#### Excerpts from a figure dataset
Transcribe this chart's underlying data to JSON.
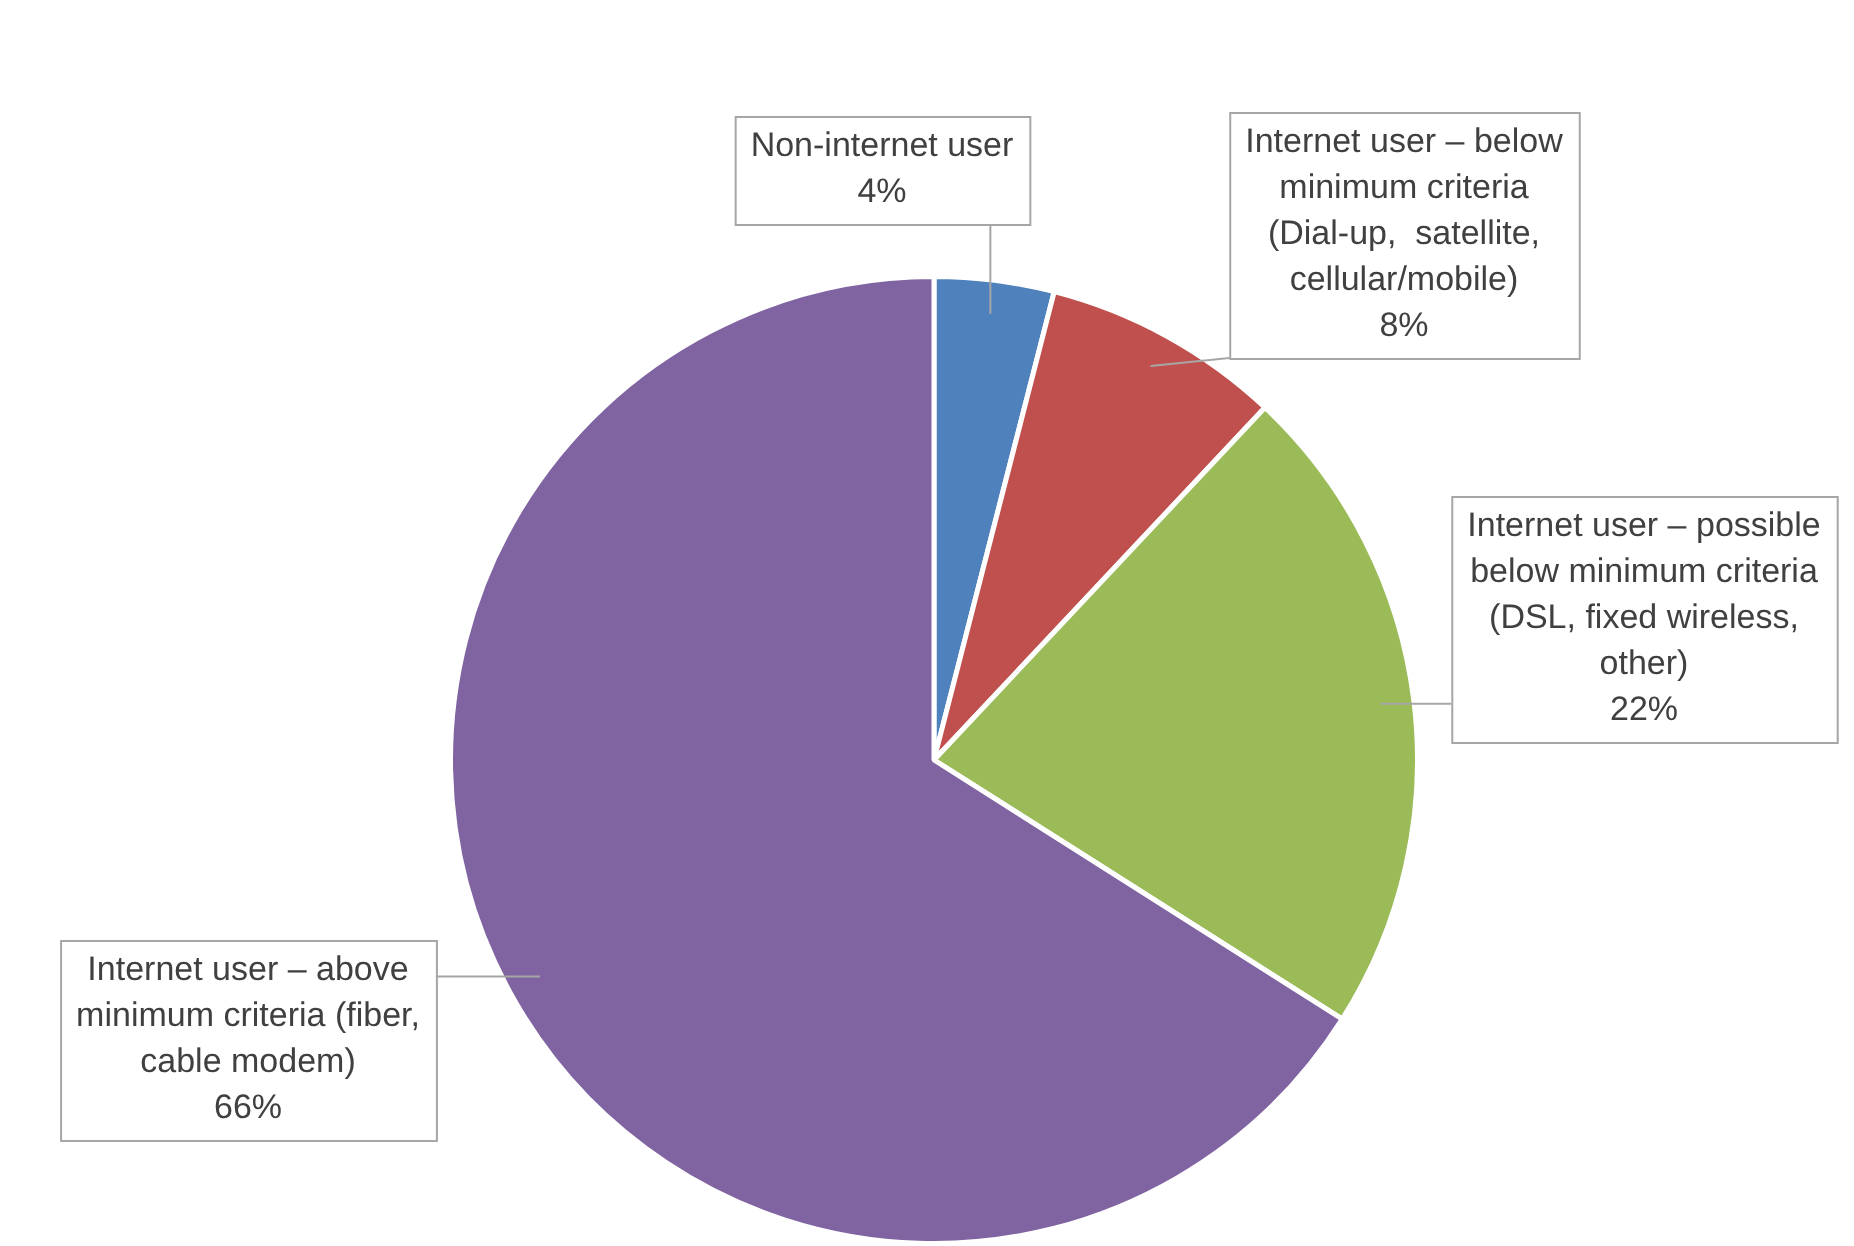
{
  "chart_data": {
    "type": "pie",
    "categories": [
      "Non-internet user",
      "Internet user – below minimum criteria (Dial-up,  satellite, cellular/mobile)",
      "Internet user – possible below minimum criteria (DSL, fixed wireless, other)",
      "Internet user – above minimum criteria (fiber, cable modem)"
    ],
    "values": [
      4,
      8,
      22,
      66
    ],
    "colors": [
      "#4f81bd",
      "#c0504d",
      "#9bbb59",
      "#8064a2"
    ],
    "value_labels": [
      "4%",
      "8%",
      "22%",
      "66%"
    ],
    "legend": false
  }
}
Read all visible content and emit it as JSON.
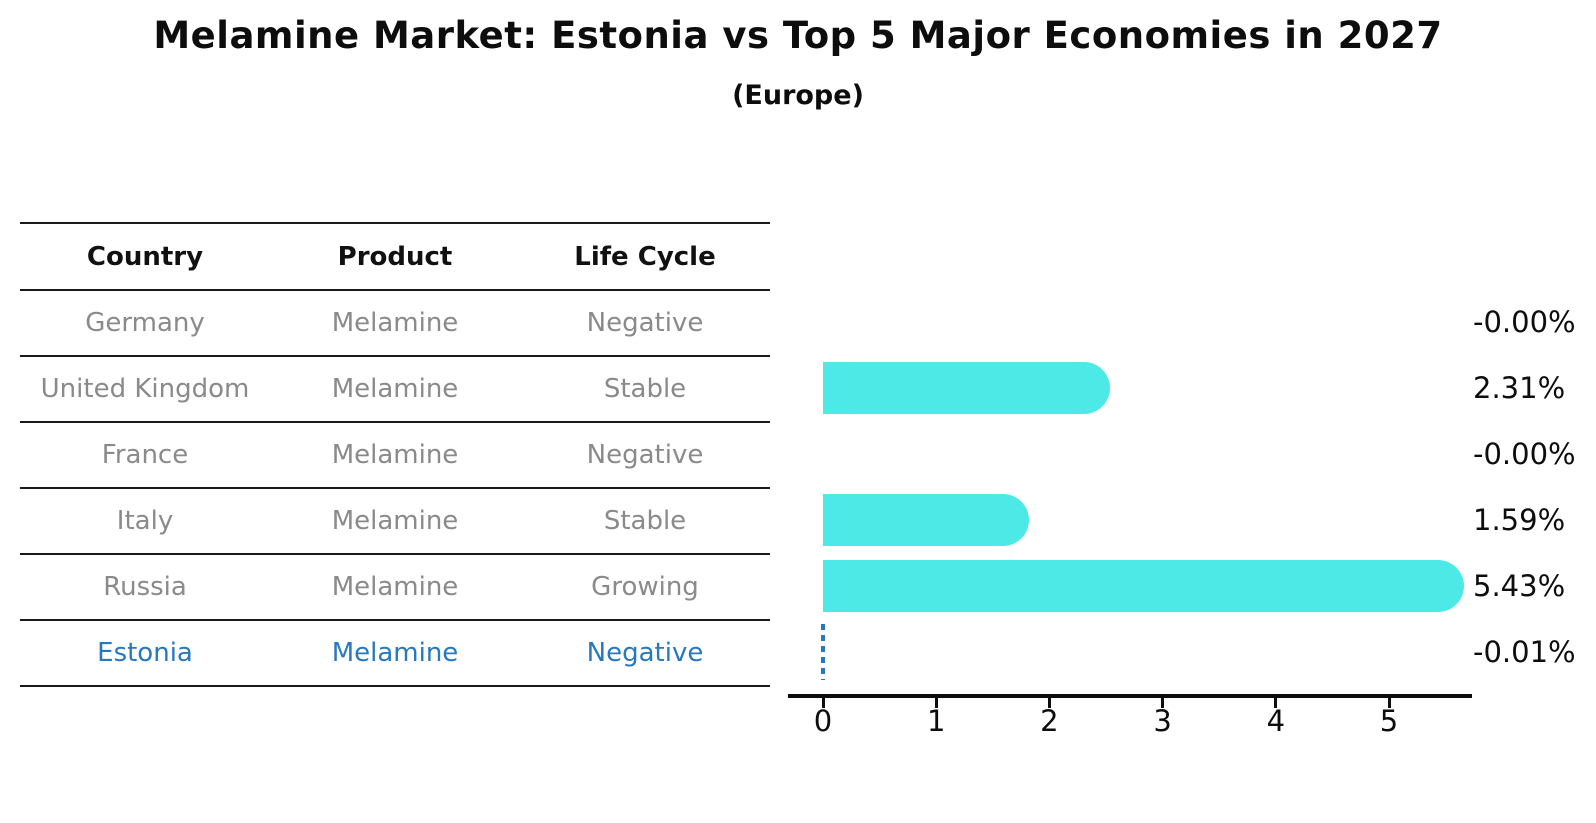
{
  "title": "Melamine Market: Estonia vs Top 5 Major Economies in 2027",
  "subtitle": "(Europe)",
  "table": {
    "headers": [
      "Country",
      "Product",
      "Life Cycle"
    ],
    "rows": [
      {
        "country": "Germany",
        "product": "Melamine",
        "life_cycle": "Negative",
        "highlight": false
      },
      {
        "country": "United Kingdom",
        "product": "Melamine",
        "life_cycle": "Stable",
        "highlight": false
      },
      {
        "country": "France",
        "product": "Melamine",
        "life_cycle": "Negative",
        "highlight": false
      },
      {
        "country": "Italy",
        "product": "Melamine",
        "life_cycle": "Stable",
        "highlight": false
      },
      {
        "country": "Russia",
        "product": "Melamine",
        "life_cycle": "Growing",
        "highlight": false
      },
      {
        "country": "Estonia",
        "product": "Melamine",
        "life_cycle": "Negative",
        "highlight": true
      }
    ]
  },
  "chart_data": {
    "type": "bar",
    "orientation": "horizontal",
    "title": "Melamine Market: Estonia vs Top 5 Major Economies in 2027",
    "subtitle": "(Europe)",
    "categories": [
      "Germany",
      "United Kingdom",
      "France",
      "Italy",
      "Russia",
      "Estonia"
    ],
    "values": [
      -0.0,
      2.31,
      -0.0,
      1.59,
      5.43,
      -0.01
    ],
    "value_labels": [
      "-0.00%",
      "2.31%",
      "-0.00%",
      "1.59%",
      "5.43%",
      "-0.01%"
    ],
    "unit": "%",
    "x_ticks": [
      "0",
      "1",
      "2",
      "3",
      "4",
      "5"
    ],
    "xlim": [
      -0.31,
      5.73
    ],
    "grid": false,
    "legend": "none",
    "bar_color": "#4DE9E6",
    "highlight": {
      "index": 5,
      "category": "Estonia",
      "style": "dashed-blue-line",
      "color": "#2878BE"
    }
  },
  "colors": {
    "bar": "#4DE9E6",
    "highlight_blue": "#2878BE",
    "row_text_gray": "#8A8A8A",
    "axis_black": "#0D0D0D"
  }
}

#### Objective
The records above must be transcribed exactly. Pictures are left out of the copy.

#### Written response
Transcribe this chart's underlying data to JSON.
{
  "chart_data": {
    "type": "pie",
    "categories": [
      "Non-internet user",
      "Internet user – below minimum criteria (Dial-up,  satellite, cellular/mobile)",
      "Internet user – possible below minimum criteria (DSL, fixed wireless, other)",
      "Internet user – above minimum criteria (fiber, cable modem)"
    ],
    "values": [
      4,
      8,
      22,
      66
    ],
    "colors": [
      "#4f81bd",
      "#c0504d",
      "#9bbb59",
      "#8064a2"
    ],
    "value_labels": [
      "4%",
      "8%",
      "22%",
      "66%"
    ],
    "legend": false
  }
}
Read all visible content and emit it as JSON.
{
  "title": "Melamine Market: Estonia vs Top 5 Major Economies in 2027",
  "subtitle": "(Europe)",
  "table": {
    "headers": [
      "Country",
      "Product",
      "Life Cycle"
    ],
    "rows": [
      {
        "country": "Germany",
        "product": "Melamine",
        "life_cycle": "Negative",
        "highlight": false
      },
      {
        "country": "United Kingdom",
        "product": "Melamine",
        "life_cycle": "Stable",
        "highlight": false
      },
      {
        "country": "France",
        "product": "Melamine",
        "life_cycle": "Negative",
        "highlight": false
      },
      {
        "country": "Italy",
        "product": "Melamine",
        "life_cycle": "Stable",
        "highlight": false
      },
      {
        "country": "Russia",
        "product": "Melamine",
        "life_cycle": "Growing",
        "highlight": false
      },
      {
        "country": "Estonia",
        "product": "Melamine",
        "life_cycle": "Negative",
        "highlight": true
      }
    ]
  },
  "chart_data": {
    "type": "bar",
    "orientation": "horizontal",
    "title": "Melamine Market: Estonia vs Top 5 Major Economies in 2027",
    "subtitle": "(Europe)",
    "categories": [
      "Germany",
      "United Kingdom",
      "France",
      "Italy",
      "Russia",
      "Estonia"
    ],
    "values": [
      -0.0,
      2.31,
      -0.0,
      1.59,
      5.43,
      -0.01
    ],
    "value_labels": [
      "-0.00%",
      "2.31%",
      "-0.00%",
      "1.59%",
      "5.43%",
      "-0.01%"
    ],
    "unit": "%",
    "x_ticks": [
      "0",
      "1",
      "2",
      "3",
      "4",
      "5"
    ],
    "xlim": [
      -0.31,
      5.73
    ],
    "grid": false,
    "legend": "none",
    "bar_color": "#4DE9E6",
    "highlight": {
      "index": 5,
      "category": "Estonia",
      "style": "dashed-blue-line",
      "color": "#2878BE"
    }
  },
  "colors": {
    "bar": "#4DE9E6",
    "highlight_blue": "#2878BE",
    "row_text_gray": "#8A8A8A",
    "axis_black": "#0D0D0D"
  }
}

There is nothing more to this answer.